Reproduce all the entries precisely.

■ ■ ■ ■

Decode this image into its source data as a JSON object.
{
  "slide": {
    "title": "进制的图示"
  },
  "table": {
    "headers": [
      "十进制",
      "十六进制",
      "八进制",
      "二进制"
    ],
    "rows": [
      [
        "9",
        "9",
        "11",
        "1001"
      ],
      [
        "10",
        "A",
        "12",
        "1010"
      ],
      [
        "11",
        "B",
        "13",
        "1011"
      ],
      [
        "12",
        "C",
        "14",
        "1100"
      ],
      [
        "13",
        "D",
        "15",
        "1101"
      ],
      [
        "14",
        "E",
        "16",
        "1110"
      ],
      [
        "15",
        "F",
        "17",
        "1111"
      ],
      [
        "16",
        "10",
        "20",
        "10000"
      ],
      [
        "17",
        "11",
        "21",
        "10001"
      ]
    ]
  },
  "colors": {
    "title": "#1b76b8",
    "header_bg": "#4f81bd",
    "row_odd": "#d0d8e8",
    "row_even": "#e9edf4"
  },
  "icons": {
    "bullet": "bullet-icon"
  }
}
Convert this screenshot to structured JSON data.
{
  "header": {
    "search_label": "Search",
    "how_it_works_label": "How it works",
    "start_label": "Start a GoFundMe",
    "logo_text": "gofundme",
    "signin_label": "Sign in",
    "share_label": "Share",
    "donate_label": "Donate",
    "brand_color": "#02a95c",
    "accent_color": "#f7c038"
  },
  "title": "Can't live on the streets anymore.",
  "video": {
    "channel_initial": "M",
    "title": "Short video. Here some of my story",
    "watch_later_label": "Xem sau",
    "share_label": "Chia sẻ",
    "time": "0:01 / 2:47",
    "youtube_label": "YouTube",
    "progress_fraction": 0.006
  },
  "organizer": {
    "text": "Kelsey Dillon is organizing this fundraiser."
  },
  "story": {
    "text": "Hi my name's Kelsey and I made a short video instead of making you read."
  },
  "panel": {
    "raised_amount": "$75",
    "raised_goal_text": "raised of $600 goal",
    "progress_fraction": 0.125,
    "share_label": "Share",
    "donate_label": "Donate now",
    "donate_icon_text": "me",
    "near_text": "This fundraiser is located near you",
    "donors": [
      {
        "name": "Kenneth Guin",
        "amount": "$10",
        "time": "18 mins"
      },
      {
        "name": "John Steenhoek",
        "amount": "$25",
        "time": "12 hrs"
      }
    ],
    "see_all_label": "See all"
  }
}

■ ■ ■ ■

*Right answer*:
Decode this image into its source data as a JSON object.
{
  "slide": {
    "title": "进制的图示"
  },
  "table": {
    "headers": [
      "十进制",
      "十六进制",
      "八进制",
      "二进制"
    ],
    "rows": [
      [
        "9",
        "9",
        "11",
        "1001"
      ],
      [
        "10",
        "A",
        "12",
        "1010"
      ],
      [
        "11",
        "B",
        "13",
        "1011"
      ],
      [
        "12",
        "C",
        "14",
        "1100"
      ],
      [
        "13",
        "D",
        "15",
        "1101"
      ],
      [
        "14",
        "E",
        "16",
        "1110"
      ],
      [
        "15",
        "F",
        "17",
        "1111"
      ],
      [
        "16",
        "10",
        "20",
        "10000"
      ],
      [
        "17",
        "11",
        "21",
        "10001"
      ]
    ]
  },
  "colors": {
    "title": "#1b76b8",
    "header_bg": "#4f81bd",
    "row_odd": "#d0d8e8",
    "row_even": "#e9edf4"
  },
  "icons": {
    "bullet": "bullet-icon"
  }
}
Convert this screenshot to structured JSON data.
{
  "header": {
    "search_label": "Search",
    "how_it_works_label": "How it works",
    "start_label": "Start a GoFundMe",
    "logo_text": "gofundme",
    "signin_label": "Sign in",
    "share_label": "Share",
    "donate_label": "Donate",
    "brand_color": "#02a95c",
    "accent_color": "#f7c038"
  },
  "title": "Can't live on the streets anymore.",
  "video": {
    "channel_initial": "M",
    "title": "Short video. Here some of my story",
    "watch_later_label": "Xem sau",
    "share_label": "Chia sẻ",
    "time": "0:01 / 2:47",
    "youtube_label": "YouTube",
    "progress_fraction": 0.006
  },
  "organizer": {
    "text": "Kelsey Dillon is organizing this fundraiser."
  },
  "story": {
    "text": "Hi my name's Kelsey and I made a short video instead of making you read."
  },
  "panel": {
    "raised_amount": "$75",
    "raised_goal_text": "raised of $600 goal",
    "progress_fraction": 0.125,
    "share_label": "Share",
    "donate_label": "Donate now",
    "donate_icon_text": "me",
    "near_text": "This fundraiser is located near you",
    "donors": [
      {
        "name": "Kenneth Guin",
        "amount": "$10",
        "time": "18 mins"
      },
      {
        "name": "John Steenhoek",
        "amount": "$25",
        "time": "12 hrs"
      }
    ],
    "see_all_label": "See all"
  }
}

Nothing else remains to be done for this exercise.